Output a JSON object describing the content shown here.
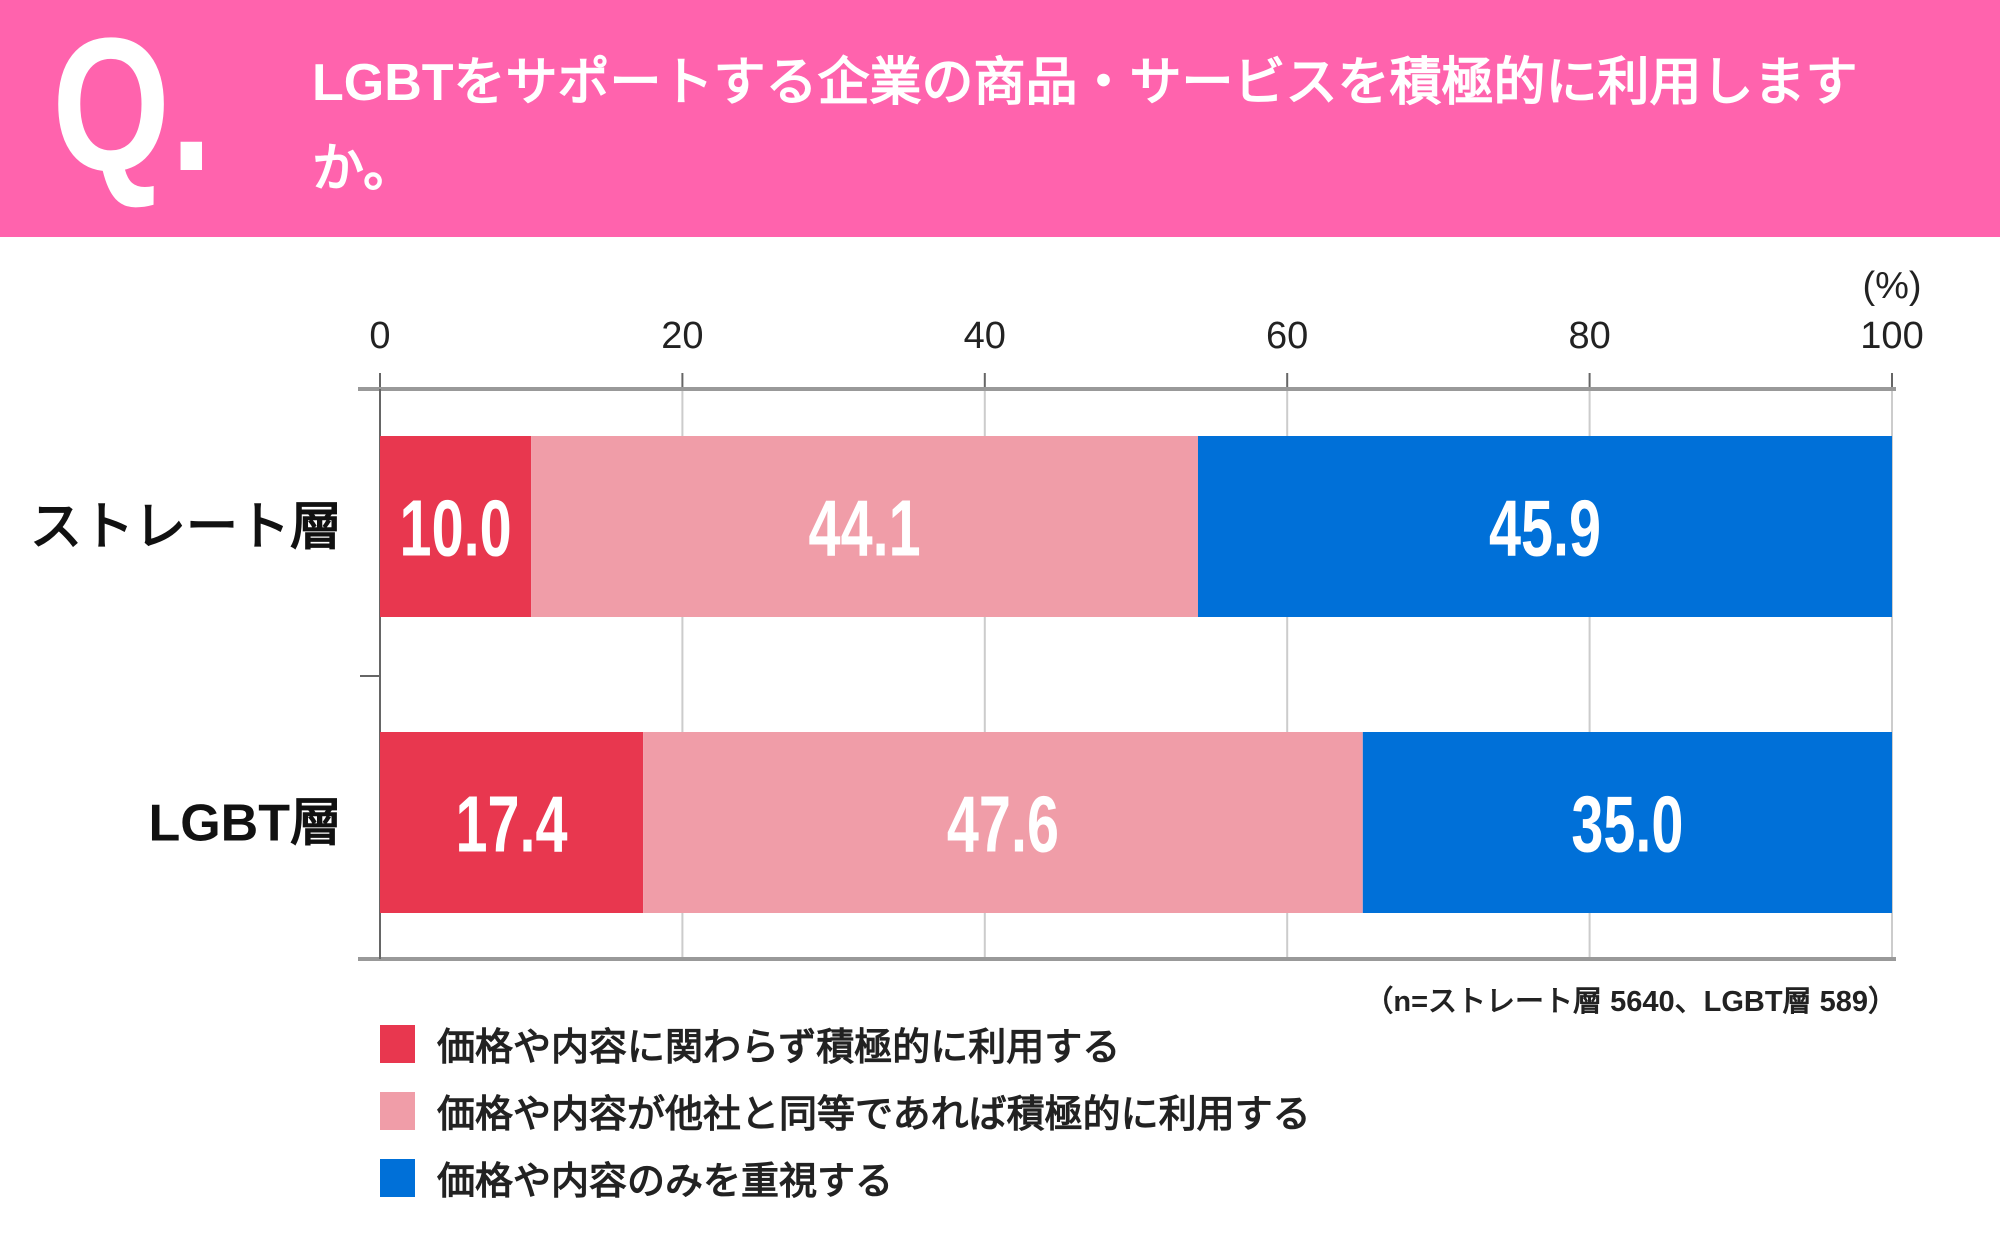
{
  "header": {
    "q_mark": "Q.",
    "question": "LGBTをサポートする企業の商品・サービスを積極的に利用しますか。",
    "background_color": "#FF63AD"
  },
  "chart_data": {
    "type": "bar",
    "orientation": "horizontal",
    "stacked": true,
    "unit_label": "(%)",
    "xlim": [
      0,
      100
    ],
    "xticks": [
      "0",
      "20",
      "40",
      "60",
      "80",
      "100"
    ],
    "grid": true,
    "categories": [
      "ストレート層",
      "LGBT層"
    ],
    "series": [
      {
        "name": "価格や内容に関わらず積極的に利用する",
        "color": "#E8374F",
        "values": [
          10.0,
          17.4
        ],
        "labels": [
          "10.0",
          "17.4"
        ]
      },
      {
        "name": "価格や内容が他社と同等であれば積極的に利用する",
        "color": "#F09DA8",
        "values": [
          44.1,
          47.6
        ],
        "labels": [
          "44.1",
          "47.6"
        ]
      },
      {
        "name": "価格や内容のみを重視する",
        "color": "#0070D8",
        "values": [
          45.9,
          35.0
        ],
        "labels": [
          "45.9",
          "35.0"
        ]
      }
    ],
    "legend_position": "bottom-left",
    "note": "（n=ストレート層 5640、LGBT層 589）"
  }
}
########
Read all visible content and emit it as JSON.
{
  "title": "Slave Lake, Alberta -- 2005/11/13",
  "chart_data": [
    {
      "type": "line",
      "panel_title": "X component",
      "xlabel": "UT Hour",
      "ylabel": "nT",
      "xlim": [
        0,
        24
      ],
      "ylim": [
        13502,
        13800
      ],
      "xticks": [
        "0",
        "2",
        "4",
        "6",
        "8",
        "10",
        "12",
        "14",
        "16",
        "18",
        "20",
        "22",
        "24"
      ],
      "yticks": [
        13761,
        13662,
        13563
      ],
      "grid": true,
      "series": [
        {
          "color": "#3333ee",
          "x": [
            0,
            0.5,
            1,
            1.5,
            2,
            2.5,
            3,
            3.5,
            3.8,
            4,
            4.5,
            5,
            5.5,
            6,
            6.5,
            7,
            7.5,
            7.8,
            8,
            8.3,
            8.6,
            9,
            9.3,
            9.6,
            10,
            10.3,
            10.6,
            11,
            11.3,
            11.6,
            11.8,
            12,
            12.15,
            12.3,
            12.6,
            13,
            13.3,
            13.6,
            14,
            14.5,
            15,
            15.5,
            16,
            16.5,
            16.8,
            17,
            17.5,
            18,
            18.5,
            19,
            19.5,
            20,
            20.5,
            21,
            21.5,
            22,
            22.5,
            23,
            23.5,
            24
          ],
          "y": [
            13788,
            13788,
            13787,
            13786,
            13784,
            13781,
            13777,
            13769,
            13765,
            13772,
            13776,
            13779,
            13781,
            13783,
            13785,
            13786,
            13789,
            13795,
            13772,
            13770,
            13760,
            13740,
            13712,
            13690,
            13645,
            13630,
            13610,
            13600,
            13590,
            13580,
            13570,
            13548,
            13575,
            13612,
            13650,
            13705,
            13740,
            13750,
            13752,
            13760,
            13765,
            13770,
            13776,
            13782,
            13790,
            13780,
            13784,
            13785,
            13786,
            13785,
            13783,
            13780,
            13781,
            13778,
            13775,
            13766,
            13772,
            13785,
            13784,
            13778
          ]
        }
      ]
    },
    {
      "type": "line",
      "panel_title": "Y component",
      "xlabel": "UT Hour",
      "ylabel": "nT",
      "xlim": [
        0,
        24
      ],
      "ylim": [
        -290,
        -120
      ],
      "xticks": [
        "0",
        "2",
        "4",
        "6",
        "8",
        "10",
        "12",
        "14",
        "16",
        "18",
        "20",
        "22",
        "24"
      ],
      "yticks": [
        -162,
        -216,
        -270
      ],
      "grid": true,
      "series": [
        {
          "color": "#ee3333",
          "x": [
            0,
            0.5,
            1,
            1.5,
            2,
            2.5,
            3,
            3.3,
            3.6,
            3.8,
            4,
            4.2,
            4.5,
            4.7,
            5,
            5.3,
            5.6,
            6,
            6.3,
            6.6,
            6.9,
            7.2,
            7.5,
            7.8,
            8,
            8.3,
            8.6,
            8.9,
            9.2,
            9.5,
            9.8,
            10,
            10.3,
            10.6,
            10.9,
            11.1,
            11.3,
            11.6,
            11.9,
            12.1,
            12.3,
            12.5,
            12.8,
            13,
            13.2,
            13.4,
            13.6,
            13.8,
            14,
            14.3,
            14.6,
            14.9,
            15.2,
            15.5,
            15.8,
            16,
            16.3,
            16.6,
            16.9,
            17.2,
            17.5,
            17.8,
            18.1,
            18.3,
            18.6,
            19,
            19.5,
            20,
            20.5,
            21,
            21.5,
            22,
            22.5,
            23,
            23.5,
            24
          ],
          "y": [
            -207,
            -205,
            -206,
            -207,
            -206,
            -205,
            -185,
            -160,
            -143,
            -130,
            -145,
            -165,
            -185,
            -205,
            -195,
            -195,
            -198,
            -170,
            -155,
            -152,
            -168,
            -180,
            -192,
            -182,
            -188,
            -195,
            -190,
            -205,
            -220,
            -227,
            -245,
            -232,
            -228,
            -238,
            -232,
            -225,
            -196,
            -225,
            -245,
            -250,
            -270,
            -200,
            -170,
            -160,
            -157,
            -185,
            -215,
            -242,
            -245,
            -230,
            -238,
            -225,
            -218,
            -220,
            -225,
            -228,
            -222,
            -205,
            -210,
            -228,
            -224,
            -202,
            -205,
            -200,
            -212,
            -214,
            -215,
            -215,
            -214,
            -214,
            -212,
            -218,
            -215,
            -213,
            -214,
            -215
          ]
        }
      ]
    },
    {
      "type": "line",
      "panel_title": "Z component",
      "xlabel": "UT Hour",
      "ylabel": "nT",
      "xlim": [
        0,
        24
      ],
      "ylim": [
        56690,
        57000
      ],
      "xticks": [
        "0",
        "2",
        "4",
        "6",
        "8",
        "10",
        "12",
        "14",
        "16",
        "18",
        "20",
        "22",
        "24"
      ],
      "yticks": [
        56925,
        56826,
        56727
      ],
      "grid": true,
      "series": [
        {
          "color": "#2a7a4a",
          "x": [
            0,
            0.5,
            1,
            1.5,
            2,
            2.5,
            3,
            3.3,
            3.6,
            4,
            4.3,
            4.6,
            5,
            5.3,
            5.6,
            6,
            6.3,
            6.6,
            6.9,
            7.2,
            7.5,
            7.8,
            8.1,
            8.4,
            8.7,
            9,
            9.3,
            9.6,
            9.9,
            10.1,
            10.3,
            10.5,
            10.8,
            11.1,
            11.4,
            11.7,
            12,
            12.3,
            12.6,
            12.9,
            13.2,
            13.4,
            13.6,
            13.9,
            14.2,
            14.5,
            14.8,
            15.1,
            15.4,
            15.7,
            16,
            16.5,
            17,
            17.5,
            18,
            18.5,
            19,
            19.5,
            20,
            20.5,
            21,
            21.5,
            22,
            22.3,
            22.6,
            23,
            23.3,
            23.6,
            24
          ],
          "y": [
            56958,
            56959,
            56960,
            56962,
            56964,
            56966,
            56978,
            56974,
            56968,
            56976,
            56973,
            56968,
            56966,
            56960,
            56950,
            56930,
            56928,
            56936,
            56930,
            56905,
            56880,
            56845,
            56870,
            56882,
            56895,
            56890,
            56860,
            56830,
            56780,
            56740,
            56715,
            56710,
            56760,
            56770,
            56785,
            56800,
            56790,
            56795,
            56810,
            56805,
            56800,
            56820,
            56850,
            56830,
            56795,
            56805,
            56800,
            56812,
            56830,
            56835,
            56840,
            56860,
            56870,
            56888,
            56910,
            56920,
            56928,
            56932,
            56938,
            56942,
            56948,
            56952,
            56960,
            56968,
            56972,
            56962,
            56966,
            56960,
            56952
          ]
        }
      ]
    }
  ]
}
########
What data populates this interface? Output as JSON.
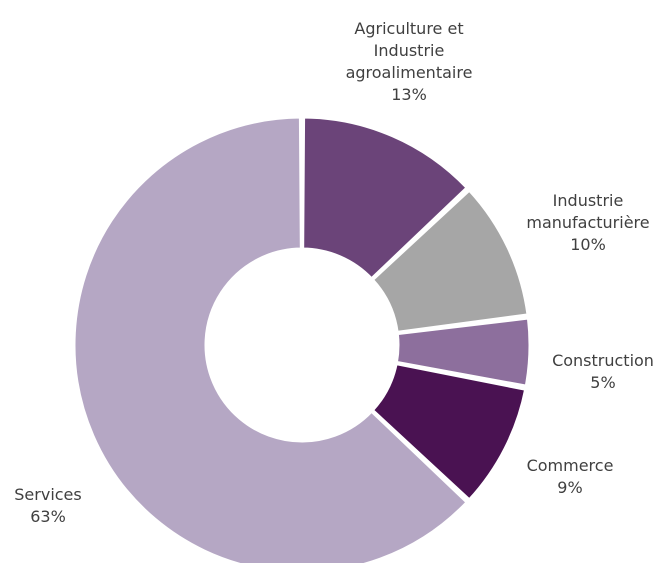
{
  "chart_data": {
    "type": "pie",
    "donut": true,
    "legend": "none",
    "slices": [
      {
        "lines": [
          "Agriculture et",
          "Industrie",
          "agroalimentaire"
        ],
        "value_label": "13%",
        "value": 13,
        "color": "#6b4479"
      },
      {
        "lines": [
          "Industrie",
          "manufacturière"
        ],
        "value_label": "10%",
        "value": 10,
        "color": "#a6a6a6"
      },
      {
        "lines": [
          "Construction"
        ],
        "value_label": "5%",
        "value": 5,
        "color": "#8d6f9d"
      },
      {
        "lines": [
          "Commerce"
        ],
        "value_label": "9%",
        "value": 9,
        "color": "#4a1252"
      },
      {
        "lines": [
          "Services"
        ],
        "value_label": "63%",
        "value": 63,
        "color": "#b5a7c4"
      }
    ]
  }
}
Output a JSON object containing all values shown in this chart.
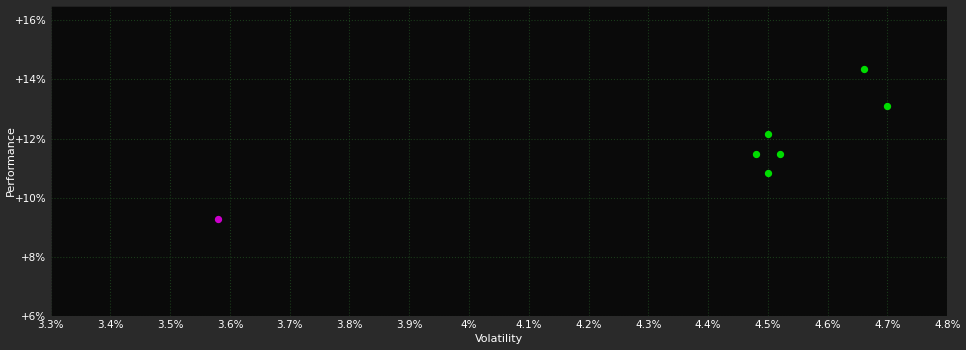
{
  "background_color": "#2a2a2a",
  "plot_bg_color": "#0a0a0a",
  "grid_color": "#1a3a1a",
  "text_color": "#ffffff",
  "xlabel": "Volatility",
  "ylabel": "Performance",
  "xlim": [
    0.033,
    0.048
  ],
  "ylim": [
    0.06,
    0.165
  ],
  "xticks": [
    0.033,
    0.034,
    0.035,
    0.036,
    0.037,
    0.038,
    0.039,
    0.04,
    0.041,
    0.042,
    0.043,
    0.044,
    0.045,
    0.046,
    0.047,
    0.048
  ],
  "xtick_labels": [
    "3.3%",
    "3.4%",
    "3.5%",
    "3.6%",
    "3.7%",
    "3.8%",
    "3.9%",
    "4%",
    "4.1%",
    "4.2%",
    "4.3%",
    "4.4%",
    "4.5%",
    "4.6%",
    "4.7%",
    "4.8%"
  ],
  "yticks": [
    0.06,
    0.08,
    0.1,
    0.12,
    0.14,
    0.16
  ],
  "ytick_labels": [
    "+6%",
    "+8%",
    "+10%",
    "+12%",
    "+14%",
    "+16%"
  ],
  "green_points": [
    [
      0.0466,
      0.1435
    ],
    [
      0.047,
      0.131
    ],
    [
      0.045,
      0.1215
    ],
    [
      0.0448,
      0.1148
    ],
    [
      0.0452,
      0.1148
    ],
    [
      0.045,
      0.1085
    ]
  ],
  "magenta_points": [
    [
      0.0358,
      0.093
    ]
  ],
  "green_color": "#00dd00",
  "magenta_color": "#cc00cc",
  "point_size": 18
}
########
→ PROBLEM TO SOLVE
Pull out every line above that holds the word "Output".

→ WRITTEN ANSWER
Output a JSON object describing the content shown here.
What data populates this interface? Output as JSON.
Output a JSON object containing all values shown in this chart.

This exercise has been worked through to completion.